╭──
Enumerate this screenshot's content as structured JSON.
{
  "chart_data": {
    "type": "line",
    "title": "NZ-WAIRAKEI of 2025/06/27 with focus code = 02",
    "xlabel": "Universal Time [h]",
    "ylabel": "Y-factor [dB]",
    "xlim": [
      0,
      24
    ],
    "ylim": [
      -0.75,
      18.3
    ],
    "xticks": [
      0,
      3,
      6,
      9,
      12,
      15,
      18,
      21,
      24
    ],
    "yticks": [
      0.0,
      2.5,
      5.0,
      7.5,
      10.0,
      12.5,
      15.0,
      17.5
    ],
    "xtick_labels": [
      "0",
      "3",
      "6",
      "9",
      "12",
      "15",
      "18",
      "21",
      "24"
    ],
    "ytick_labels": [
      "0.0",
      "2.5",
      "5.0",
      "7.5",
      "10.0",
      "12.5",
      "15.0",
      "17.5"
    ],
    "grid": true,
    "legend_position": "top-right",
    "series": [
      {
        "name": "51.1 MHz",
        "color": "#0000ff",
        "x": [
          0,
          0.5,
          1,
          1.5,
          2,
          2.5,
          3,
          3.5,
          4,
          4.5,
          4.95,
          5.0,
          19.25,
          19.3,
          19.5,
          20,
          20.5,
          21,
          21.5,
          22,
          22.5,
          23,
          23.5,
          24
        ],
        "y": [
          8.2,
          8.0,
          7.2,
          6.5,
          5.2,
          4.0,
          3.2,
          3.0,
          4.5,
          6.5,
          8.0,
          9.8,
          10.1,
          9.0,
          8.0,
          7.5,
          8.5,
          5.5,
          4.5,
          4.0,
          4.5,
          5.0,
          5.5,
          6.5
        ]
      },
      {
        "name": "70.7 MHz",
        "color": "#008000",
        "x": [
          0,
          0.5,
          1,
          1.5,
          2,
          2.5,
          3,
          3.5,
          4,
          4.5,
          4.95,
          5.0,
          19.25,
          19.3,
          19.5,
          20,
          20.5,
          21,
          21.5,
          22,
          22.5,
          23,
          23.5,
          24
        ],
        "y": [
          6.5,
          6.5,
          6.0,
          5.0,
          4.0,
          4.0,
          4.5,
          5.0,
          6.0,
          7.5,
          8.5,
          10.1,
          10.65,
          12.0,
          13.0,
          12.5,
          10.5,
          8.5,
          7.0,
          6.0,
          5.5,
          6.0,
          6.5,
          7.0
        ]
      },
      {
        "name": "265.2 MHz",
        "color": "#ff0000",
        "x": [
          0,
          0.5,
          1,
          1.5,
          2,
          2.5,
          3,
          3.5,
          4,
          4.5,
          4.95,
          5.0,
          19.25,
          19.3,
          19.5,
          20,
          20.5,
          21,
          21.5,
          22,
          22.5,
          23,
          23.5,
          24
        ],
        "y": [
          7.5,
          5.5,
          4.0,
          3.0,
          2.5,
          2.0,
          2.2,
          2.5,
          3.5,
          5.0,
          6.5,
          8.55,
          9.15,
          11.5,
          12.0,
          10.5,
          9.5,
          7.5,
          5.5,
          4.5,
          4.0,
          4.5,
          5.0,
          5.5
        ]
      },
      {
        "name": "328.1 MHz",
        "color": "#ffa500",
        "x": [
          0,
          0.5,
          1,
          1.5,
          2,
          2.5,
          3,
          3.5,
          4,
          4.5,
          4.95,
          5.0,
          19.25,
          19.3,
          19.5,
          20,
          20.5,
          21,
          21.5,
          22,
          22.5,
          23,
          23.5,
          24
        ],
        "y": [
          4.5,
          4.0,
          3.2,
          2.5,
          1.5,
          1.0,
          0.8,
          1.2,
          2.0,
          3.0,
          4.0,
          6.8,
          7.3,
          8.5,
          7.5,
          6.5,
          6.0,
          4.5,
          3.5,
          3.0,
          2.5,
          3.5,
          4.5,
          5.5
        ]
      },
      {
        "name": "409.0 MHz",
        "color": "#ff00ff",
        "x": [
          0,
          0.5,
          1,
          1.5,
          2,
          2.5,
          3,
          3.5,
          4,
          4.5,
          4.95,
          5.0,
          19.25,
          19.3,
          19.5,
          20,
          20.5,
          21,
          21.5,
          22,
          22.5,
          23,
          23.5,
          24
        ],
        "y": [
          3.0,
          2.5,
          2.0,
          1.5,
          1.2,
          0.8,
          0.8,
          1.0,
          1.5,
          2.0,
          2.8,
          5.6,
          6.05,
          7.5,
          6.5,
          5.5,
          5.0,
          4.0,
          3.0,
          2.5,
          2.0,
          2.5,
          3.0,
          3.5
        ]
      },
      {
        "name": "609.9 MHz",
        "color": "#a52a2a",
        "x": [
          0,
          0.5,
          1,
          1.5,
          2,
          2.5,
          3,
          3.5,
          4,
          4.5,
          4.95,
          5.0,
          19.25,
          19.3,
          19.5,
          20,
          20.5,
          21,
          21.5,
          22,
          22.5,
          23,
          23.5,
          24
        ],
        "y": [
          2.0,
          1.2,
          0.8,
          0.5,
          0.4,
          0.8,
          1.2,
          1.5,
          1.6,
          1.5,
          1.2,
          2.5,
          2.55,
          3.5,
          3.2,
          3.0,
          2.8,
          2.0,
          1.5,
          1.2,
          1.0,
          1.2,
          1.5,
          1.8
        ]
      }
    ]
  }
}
╰──
PROBLEM REQUIREMENTS
Please reproduce each record precisely as written.

RESPONSE TO THE TASK
Enumerate this screenshot's content as structured JSON.
{
  "chart_data": {
    "type": "line",
    "title": "NZ-WAIRAKEI of 2025/06/27 with focus code = 02",
    "xlabel": "Universal Time [h]",
    "ylabel": "Y-factor [dB]",
    "xlim": [
      0,
      24
    ],
    "ylim": [
      -0.75,
      18.3
    ],
    "xticks": [
      0,
      3,
      6,
      9,
      12,
      15,
      18,
      21,
      24
    ],
    "yticks": [
      0.0,
      2.5,
      5.0,
      7.5,
      10.0,
      12.5,
      15.0,
      17.5
    ],
    "xtick_labels": [
      "0",
      "3",
      "6",
      "9",
      "12",
      "15",
      "18",
      "21",
      "24"
    ],
    "ytick_labels": [
      "0.0",
      "2.5",
      "5.0",
      "7.5",
      "10.0",
      "12.5",
      "15.0",
      "17.5"
    ],
    "grid": true,
    "legend_position": "top-right",
    "series": [
      {
        "name": "51.1 MHz",
        "color": "#0000ff",
        "x": [
          0,
          0.5,
          1,
          1.5,
          2,
          2.5,
          3,
          3.5,
          4,
          4.5,
          4.95,
          5.0,
          19.25,
          19.3,
          19.5,
          20,
          20.5,
          21,
          21.5,
          22,
          22.5,
          23,
          23.5,
          24
        ],
        "y": [
          8.2,
          8.0,
          7.2,
          6.5,
          5.2,
          4.0,
          3.2,
          3.0,
          4.5,
          6.5,
          8.0,
          9.8,
          10.1,
          9.0,
          8.0,
          7.5,
          8.5,
          5.5,
          4.5,
          4.0,
          4.5,
          5.0,
          5.5,
          6.5
        ]
      },
      {
        "name": "70.7 MHz",
        "color": "#008000",
        "x": [
          0,
          0.5,
          1,
          1.5,
          2,
          2.5,
          3,
          3.5,
          4,
          4.5,
          4.95,
          5.0,
          19.25,
          19.3,
          19.5,
          20,
          20.5,
          21,
          21.5,
          22,
          22.5,
          23,
          23.5,
          24
        ],
        "y": [
          6.5,
          6.5,
          6.0,
          5.0,
          4.0,
          4.0,
          4.5,
          5.0,
          6.0,
          7.5,
          8.5,
          10.1,
          10.65,
          12.0,
          13.0,
          12.5,
          10.5,
          8.5,
          7.0,
          6.0,
          5.5,
          6.0,
          6.5,
          7.0
        ]
      },
      {
        "name": "265.2 MHz",
        "color": "#ff0000",
        "x": [
          0,
          0.5,
          1,
          1.5,
          2,
          2.5,
          3,
          3.5,
          4,
          4.5,
          4.95,
          5.0,
          19.25,
          19.3,
          19.5,
          20,
          20.5,
          21,
          21.5,
          22,
          22.5,
          23,
          23.5,
          24
        ],
        "y": [
          7.5,
          5.5,
          4.0,
          3.0,
          2.5,
          2.0,
          2.2,
          2.5,
          3.5,
          5.0,
          6.5,
          8.55,
          9.15,
          11.5,
          12.0,
          10.5,
          9.5,
          7.5,
          5.5,
          4.5,
          4.0,
          4.5,
          5.0,
          5.5
        ]
      },
      {
        "name": "328.1 MHz",
        "color": "#ffa500",
        "x": [
          0,
          0.5,
          1,
          1.5,
          2,
          2.5,
          3,
          3.5,
          4,
          4.5,
          4.95,
          5.0,
          19.25,
          19.3,
          19.5,
          20,
          20.5,
          21,
          21.5,
          22,
          22.5,
          23,
          23.5,
          24
        ],
        "y": [
          4.5,
          4.0,
          3.2,
          2.5,
          1.5,
          1.0,
          0.8,
          1.2,
          2.0,
          3.0,
          4.0,
          6.8,
          7.3,
          8.5,
          7.5,
          6.5,
          6.0,
          4.5,
          3.5,
          3.0,
          2.5,
          3.5,
          4.5,
          5.5
        ]
      },
      {
        "name": "409.0 MHz",
        "color": "#ff00ff",
        "x": [
          0,
          0.5,
          1,
          1.5,
          2,
          2.5,
          3,
          3.5,
          4,
          4.5,
          4.95,
          5.0,
          19.25,
          19.3,
          19.5,
          20,
          20.5,
          21,
          21.5,
          22,
          22.5,
          23,
          23.5,
          24
        ],
        "y": [
          3.0,
          2.5,
          2.0,
          1.5,
          1.2,
          0.8,
          0.8,
          1.0,
          1.5,
          2.0,
          2.8,
          5.6,
          6.05,
          7.5,
          6.5,
          5.5,
          5.0,
          4.0,
          3.0,
          2.5,
          2.0,
          2.5,
          3.0,
          3.5
        ]
      },
      {
        "name": "609.9 MHz",
        "color": "#a52a2a",
        "x": [
          0,
          0.5,
          1,
          1.5,
          2,
          2.5,
          3,
          3.5,
          4,
          4.5,
          4.95,
          5.0,
          19.25,
          19.3,
          19.5,
          20,
          20.5,
          21,
          21.5,
          22,
          22.5,
          23,
          23.5,
          24
        ],
        "y": [
          2.0,
          1.2,
          0.8,
          0.5,
          0.4,
          0.8,
          1.2,
          1.5,
          1.6,
          1.5,
          1.2,
          2.5,
          2.55,
          3.5,
          3.2,
          3.0,
          2.8,
          2.0,
          1.5,
          1.2,
          1.0,
          1.2,
          1.5,
          1.8
        ]
      }
    ]
  }
}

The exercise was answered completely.